## Do this
Write every line out verbatim and omit the pictures.
[start of Excerpted data]
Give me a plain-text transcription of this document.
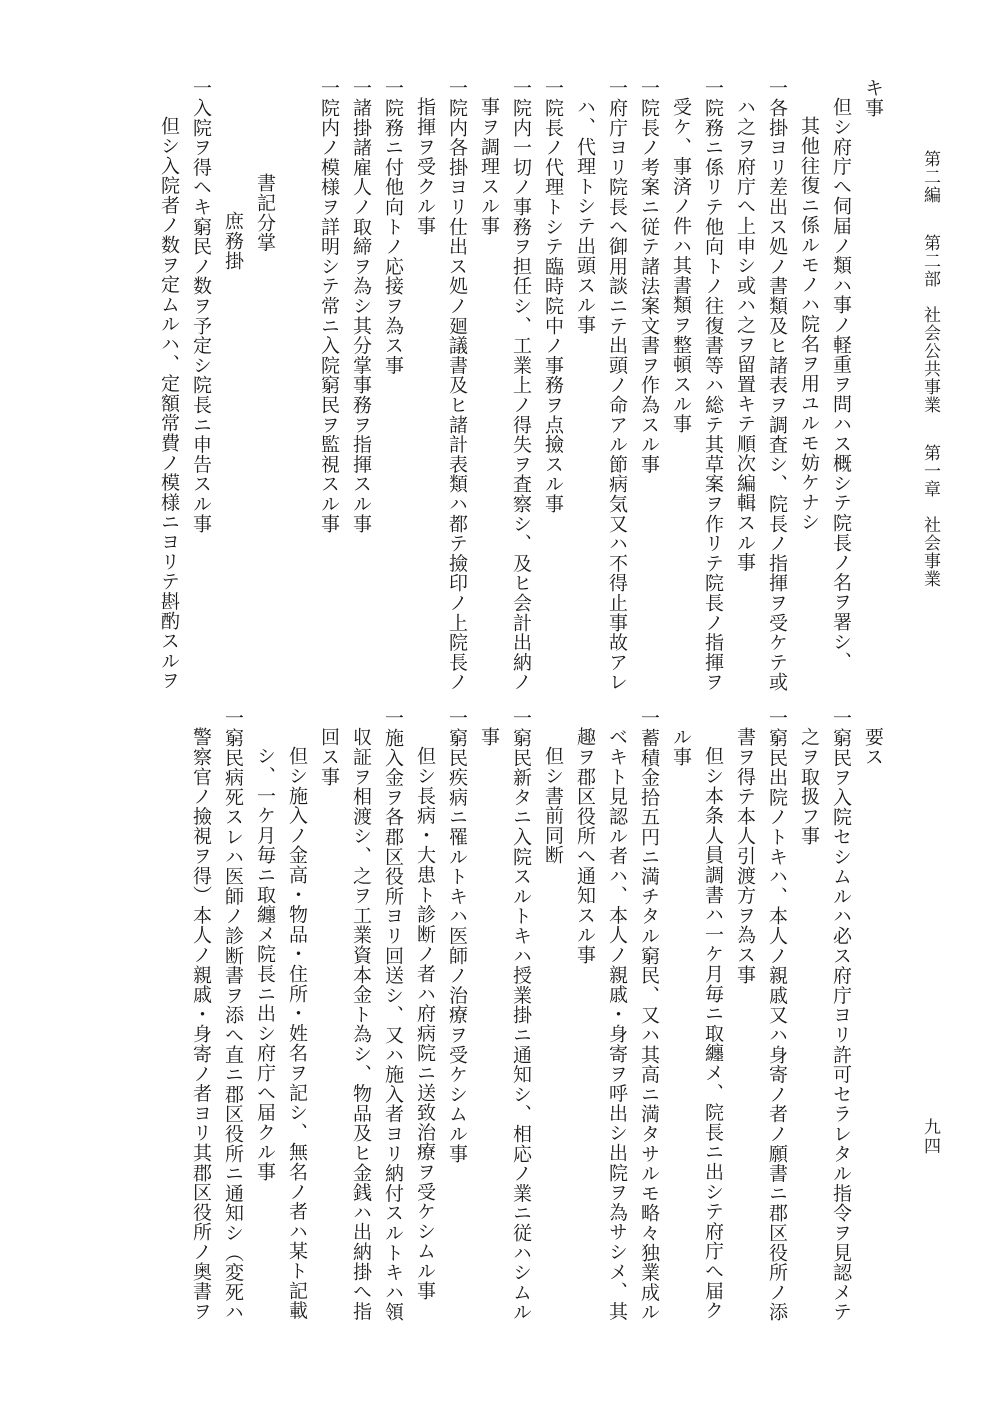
第二編第二部　社会公共事業第一章　社会事業
九四
キ事
但シ府庁へ伺届ノ類ハ事ノ軽重ヲ問ハス概シテ院長ノ名ヲ署シ、
其他往復ニ係ルモノハ院名ヲ用ユルモ妨ケナシ
一各掛ヨリ差出ス処ノ書類及ヒ諸表ヲ調査シ、院長ノ指揮ヲ受ケテ或
ハ之ヲ府庁へ上申シ或ハ之ヲ留置キテ順次編輯スル事
一院務ニ係リテ他向トノ往復書等ハ総テ其草案ヲ作リテ院長ノ指揮ヲ
受ケ、事済ノ件ハ其書類ヲ整頓スル事
一院長ノ考案ニ従テ諸法案文書ヲ作為スル事
一府庁ヨリ院長へ御用談ニテ出頭ノ命アル節病気又ハ不得止事故アレ
ハ、代理トシテ出頭スル事
一院長ノ代理トシテ臨時院中ノ事務ヲ点撿スル事
一院内一切ノ事務ヲ担任シ、工業上ノ得失ヲ査察シ、及ヒ会計出納ノ
事ヲ調理スル事
一院内各掛ヨリ仕出ス処ノ廻議書及ヒ諸計表類ハ都テ撿印ノ上院長ノ
指揮ヲ受クル事
一院務ニ付他向トノ応接ヲ為ス事
一諸掛諸雇人ノ取締ヲ為シ其分掌事務ヲ指揮スル事
一院内ノ模様ヲ詳明シテ常ニ入院窮民ヲ監視スル事

書記分掌
庶務掛
一入院ヲ得ヘキ窮民ノ数ヲ予定シ院長ニ申告スル事
但シ入院者ノ数ヲ定ムルハ、定額常費ノ模様ニヨリテ斟酌スルヲ
要ス
一窮民ヲ入院セシムルハ必ス府庁ヨリ許可セラレタル指令ヲ見認メテ
之ヲ取扱フ事
一窮民出院ノトキハ、本人ノ親戚又ハ身寄ノ者ノ願書ニ郡区役所ノ添
書ヲ得テ本人引渡方ヲ為ス事
但シ本条人員調書ハ一ケ月毎ニ取纏メ、院長ニ出シテ府庁へ届ク
ル事
一蓄積金拾五円ニ満チタル窮民、又ハ其高ニ満タサルモ略々独業成ル
ベキト見認ル者ハ、本人ノ親戚・身寄ヲ呼出シ出院ヲ為サシメ、其
趣ヲ郡区役所へ通知スル事
但シ書前同断
一窮民新タニ入院スルトキハ授業掛ニ通知シ、相応ノ業ニ従ハシムル
事
一窮民疾病ニ罹ルトキハ医師ノ治療ヲ受ケシムル事
但シ長病・大患ト診断ノ者ハ府病院ニ送致治療ヲ受ケシムル事
一施入金ヲ各郡区役所ヨリ回送シ、又ハ施入者ヨリ納付スルトキハ領
収証ヲ相渡シ、之ヲ工業資本金ト為シ、物品及ヒ金銭ハ出納掛へ指
回ス事
但シ施入ノ金高・物品・住所・姓名ヲ記シ、無名ノ者ハ某ト記載
シ、一ケ月毎ニ取纏メ院長ニ出シ府庁へ届クル事
一窮民病死スレハ医師ノ診断書ヲ添へ直ニ郡区役所ニ通知シ（変死ハ
警察官ノ撿視ヲ得）本人ノ親戚・身寄ノ者ヨリ其郡区役所ノ奥書ヲ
[end of Excerpted data]
## Answer for this exercise
Give me a plain-text transcription of this document.
第二編第二部　社会公共事業第一章　社会事業
九四
キ事
但シ府庁へ伺届ノ類ハ事ノ軽重ヲ問ハス概シテ院長ノ名ヲ署シ、
其他往復ニ係ルモノハ院名ヲ用ユルモ妨ケナシ
一各掛ヨリ差出ス処ノ書類及ヒ諸表ヲ調査シ、院長ノ指揮ヲ受ケテ或
ハ之ヲ府庁へ上申シ或ハ之ヲ留置キテ順次編輯スル事
一院務ニ係リテ他向トノ往復書等ハ総テ其草案ヲ作リテ院長ノ指揮ヲ
受ケ、事済ノ件ハ其書類ヲ整頓スル事
一院長ノ考案ニ従テ諸法案文書ヲ作為スル事
一府庁ヨリ院長へ御用談ニテ出頭ノ命アル節病気又ハ不得止事故アレ
ハ、代理トシテ出頭スル事
一院長ノ代理トシテ臨時院中ノ事務ヲ点撿スル事
一院内一切ノ事務ヲ担任シ、工業上ノ得失ヲ査察シ、及ヒ会計出納ノ
事ヲ調理スル事
一院内各掛ヨリ仕出ス処ノ廻議書及ヒ諸計表類ハ都テ撿印ノ上院長ノ
指揮ヲ受クル事
一院務ニ付他向トノ応接ヲ為ス事
一諸掛諸雇人ノ取締ヲ為シ其分掌事務ヲ指揮スル事
一院内ノ模様ヲ詳明シテ常ニ入院窮民ヲ監視スル事

書記分掌
庶務掛
一入院ヲ得ヘキ窮民ノ数ヲ予定シ院長ニ申告スル事
但シ入院者ノ数ヲ定ムルハ、定額常費ノ模様ニヨリテ斟酌スルヲ
要ス
一窮民ヲ入院セシムルハ必ス府庁ヨリ許可セラレタル指令ヲ見認メテ
之ヲ取扱フ事
一窮民出院ノトキハ、本人ノ親戚又ハ身寄ノ者ノ願書ニ郡区役所ノ添
書ヲ得テ本人引渡方ヲ為ス事
但シ本条人員調書ハ一ケ月毎ニ取纏メ、院長ニ出シテ府庁へ届ク
ル事
一蓄積金拾五円ニ満チタル窮民、又ハ其高ニ満タサルモ略々独業成ル
ベキト見認ル者ハ、本人ノ親戚・身寄ヲ呼出シ出院ヲ為サシメ、其
趣ヲ郡区役所へ通知スル事
但シ書前同断
一窮民新タニ入院スルトキハ授業掛ニ通知シ、相応ノ業ニ従ハシムル
事
一窮民疾病ニ罹ルトキハ医師ノ治療ヲ受ケシムル事
但シ長病・大患ト診断ノ者ハ府病院ニ送致治療ヲ受ケシムル事
一施入金ヲ各郡区役所ヨリ回送シ、又ハ施入者ヨリ納付スルトキハ領
収証ヲ相渡シ、之ヲ工業資本金ト為シ、物品及ヒ金銭ハ出納掛へ指
回ス事
但シ施入ノ金高・物品・住所・姓名ヲ記シ、無名ノ者ハ某ト記載
シ、一ケ月毎ニ取纏メ院長ニ出シ府庁へ届クル事
一窮民病死スレハ医師ノ診断書ヲ添へ直ニ郡区役所ニ通知シ（変死ハ
警察官ノ撿視ヲ得）本人ノ親戚・身寄ノ者ヨリ其郡区役所ノ奥書ヲ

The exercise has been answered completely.